### LIST OF TASKS
a: Reproduce the passage on Jason Rezaian's detention, starting with "Rezaian and his" and going on through "with an attorney.", and change "Evin prison" to "the prison".
b: Write a continuation of the passage on Jason Rezaian's detention that picks up after its final sentence.

### TEXT PASSAGE
Molly Riley / AP

Wednesday marked the one-year anniversary of the detention of Jason Rezaian, the Washington Post reporter who is being held in one of Iran’s most notorious prisons on vaguely defined charges.

Rezaian and his wife, Yeganeh, were scooped up by Iranian security services in a midnight raid last July. Rezaian is accusing of committing “espionage for the hostile government of the United States” and for spreading anti-Iranian propaganda. In a statement on Wednesday, Rezaian’s brother Ali detailed his brother’s ordeal:

Since that night, Jason has been held in Evin prison in Tehran. During this time he has been subjected to months of interrogation, isolation, and threats. He has been deprived of basic medical treatment exacerbating minor medical issues and risking permanent physical harm. Fortunately, Yeganeh was released on bail after 72 days, but is prohibited leaving the country or returning to work as a journalist. For five months after her release she was prohibited from speaking with an attorney.

“Though Iranian law limits such treatment to 20 consecutive days, Mr. Rezaian was held in solitary for 90 days or more,” The Washington Post editorial board added. “Also illegal was the failure to bring formal charges against Mr. Rezaian for more than five months and the severe restriction of his legal representation. Iranian law says no person may be detained for more than a year, unless charged with murder; yet Mr. Rezaian remains imprisoned.”

### EXTRACTED ENTRIES
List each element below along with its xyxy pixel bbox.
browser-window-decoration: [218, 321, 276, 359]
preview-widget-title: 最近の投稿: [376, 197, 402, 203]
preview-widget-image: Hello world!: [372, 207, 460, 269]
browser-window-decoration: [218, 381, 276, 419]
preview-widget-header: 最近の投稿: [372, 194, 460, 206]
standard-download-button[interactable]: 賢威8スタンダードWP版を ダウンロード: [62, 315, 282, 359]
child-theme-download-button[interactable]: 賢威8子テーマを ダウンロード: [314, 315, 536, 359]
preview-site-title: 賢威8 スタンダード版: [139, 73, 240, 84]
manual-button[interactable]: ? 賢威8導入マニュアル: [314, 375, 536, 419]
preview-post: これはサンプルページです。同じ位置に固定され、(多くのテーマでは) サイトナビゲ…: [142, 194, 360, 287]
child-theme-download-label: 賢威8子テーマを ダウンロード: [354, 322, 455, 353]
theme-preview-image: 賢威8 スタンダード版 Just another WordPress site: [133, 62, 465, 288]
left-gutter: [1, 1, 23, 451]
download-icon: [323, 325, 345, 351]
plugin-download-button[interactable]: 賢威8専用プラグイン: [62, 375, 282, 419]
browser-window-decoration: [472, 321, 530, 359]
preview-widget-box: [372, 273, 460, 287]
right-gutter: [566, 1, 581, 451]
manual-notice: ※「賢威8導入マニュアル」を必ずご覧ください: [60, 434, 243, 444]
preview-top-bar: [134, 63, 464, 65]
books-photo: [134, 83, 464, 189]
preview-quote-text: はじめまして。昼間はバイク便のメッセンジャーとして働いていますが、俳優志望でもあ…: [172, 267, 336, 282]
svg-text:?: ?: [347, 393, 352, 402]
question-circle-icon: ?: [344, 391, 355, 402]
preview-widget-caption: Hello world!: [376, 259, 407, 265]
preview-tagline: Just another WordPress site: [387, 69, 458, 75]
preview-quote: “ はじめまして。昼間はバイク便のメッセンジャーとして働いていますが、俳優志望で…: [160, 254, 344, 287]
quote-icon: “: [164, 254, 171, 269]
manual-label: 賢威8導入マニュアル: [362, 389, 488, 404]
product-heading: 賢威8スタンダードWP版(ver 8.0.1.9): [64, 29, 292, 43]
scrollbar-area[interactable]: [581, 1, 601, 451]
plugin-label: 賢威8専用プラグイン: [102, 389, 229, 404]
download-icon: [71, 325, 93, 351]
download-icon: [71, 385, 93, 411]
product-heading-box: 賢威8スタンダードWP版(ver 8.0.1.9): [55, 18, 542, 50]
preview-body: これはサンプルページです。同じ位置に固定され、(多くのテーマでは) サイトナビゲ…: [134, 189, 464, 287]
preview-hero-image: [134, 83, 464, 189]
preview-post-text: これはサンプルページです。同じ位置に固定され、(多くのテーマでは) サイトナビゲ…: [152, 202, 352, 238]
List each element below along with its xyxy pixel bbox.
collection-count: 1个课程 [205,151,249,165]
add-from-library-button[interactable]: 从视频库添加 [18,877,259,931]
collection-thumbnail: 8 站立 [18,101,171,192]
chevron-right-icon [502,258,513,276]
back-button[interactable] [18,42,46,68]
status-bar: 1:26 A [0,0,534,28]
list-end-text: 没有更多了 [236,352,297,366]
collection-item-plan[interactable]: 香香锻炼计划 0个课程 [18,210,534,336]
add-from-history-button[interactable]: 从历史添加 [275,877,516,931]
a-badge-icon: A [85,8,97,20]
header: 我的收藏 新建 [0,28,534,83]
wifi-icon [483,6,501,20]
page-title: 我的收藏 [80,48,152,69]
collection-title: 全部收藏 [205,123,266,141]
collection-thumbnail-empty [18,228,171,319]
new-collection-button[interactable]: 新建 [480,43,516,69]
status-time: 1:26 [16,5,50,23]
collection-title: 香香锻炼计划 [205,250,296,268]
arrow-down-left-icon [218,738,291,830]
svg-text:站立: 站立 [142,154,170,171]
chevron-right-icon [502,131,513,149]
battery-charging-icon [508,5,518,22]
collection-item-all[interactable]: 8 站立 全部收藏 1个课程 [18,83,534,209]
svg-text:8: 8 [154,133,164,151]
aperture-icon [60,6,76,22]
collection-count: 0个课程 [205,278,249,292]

### RESPONSE LIST
a:
Rezaian and his wife, Yeganeh, were scooped up by Iranian security services in a midnight raid last July. Rezaian is accusing of committing “espionage for the hostile government of the United States” and for spreading anti-Iranian propaganda. In a statement on Wednesday, Rezaian’s brother Ali detailed his brother’s ordeal:

Since that night, Jason has been held in the prison in Tehran. During this time he has been subjected to months of interrogation, isolation, and threats. He has been deprived of basic medical treatment exacerbating minor medical issues and risking permanent physical harm. Fortunately, Yeganeh was released on bail after 72 days, but is prohibited leaving the country or returning to work as a journalist. For five months after her release she was prohibited from speaking with an attorney.

b:
There was hope that the negotiations over a nuclear agreement with Iran that culminated with the signing of a deal in Vienna last week might yield progress for Rezaian and other Americans still locked up in the Islamic Republic.* Instead, with the nuclear deal seemingly imminent last Monday, Iran held the third closed-door court session of Rezaian’s trial, which is being presided over by a judge on a European Union blacklist for human-rights abuses.

In recent days, both President Obama and Secretary of State John Kerry have promised that they would seek to secure the release of the four Americans imprisoned in Iran. According to The Washington Post’s executive editor Marty Baron, Rezaian’s lawyer believes the next hearing will be last in the trial, which is a good sign.

Meanwhile, Rezaian has now been held in prison longer than any Western journalist in Iran. Those curious about his anti-Iran bona fides should see his 2012 interview in The Atlantic. In it, Robert Wright asked Rezaian about a proposal to publicly release the outline of a nuclear deal with Iran, combat suspicion of America among Iranians, and show that the U.S. was approaching Iran respectfully and in good faith.

Rezaian called the proposal “a big advance,” but batted away the suggestion, not because of Iranian stubbornness, but because of likely American opposition. “We have too many, for lack of a better word, meatheads in Congress to let that happen,” he said, adding that the climate of “anti-Iranianism” would prevent such pragmatic thinking.


* This article originally stated that the Iran nuclear deal was reached in Geneva, rather than Vienna. We regret the error.